## Task
Copy every line that holds "title".

>> BEGIN

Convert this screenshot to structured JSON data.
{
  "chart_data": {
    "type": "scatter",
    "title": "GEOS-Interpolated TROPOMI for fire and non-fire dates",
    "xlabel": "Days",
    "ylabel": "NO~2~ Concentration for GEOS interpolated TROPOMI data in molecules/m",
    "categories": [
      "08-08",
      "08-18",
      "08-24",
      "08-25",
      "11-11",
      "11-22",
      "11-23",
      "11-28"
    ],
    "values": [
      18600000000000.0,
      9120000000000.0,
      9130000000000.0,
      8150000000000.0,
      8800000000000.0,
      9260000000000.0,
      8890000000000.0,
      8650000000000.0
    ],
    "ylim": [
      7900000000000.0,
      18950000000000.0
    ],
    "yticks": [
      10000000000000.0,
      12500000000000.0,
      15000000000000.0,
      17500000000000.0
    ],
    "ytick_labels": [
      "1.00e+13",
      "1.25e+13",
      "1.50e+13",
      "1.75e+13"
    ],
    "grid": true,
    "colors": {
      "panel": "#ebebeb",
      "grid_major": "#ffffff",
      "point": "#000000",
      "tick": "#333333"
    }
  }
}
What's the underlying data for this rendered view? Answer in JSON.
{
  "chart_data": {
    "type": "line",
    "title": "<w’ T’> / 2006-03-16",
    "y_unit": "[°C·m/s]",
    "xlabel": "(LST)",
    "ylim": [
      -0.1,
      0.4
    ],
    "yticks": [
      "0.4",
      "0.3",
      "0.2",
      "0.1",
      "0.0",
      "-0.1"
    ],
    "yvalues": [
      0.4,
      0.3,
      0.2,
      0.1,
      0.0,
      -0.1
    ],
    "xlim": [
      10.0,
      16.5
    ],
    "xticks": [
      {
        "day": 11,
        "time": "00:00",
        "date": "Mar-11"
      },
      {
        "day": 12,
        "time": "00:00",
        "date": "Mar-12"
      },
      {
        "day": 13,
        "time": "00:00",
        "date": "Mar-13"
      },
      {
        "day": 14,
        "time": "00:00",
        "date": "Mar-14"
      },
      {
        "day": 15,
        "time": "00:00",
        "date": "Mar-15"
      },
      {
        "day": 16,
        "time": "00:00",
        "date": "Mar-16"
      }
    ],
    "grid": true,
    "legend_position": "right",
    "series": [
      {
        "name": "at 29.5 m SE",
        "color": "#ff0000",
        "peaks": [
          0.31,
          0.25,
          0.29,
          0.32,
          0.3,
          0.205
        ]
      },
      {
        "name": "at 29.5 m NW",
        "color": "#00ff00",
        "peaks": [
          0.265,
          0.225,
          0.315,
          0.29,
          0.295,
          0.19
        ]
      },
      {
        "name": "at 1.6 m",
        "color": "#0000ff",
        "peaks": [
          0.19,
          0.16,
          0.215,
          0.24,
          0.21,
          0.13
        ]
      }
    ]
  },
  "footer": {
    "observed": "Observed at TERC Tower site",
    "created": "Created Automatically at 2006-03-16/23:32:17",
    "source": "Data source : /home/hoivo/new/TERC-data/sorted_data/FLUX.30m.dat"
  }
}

>> END

## Answer to this task
    "title": "GEOS-Interpolated TROPOMI for fire and non-fire dates",
    "title": "<w’ T’> / 2006-03-16",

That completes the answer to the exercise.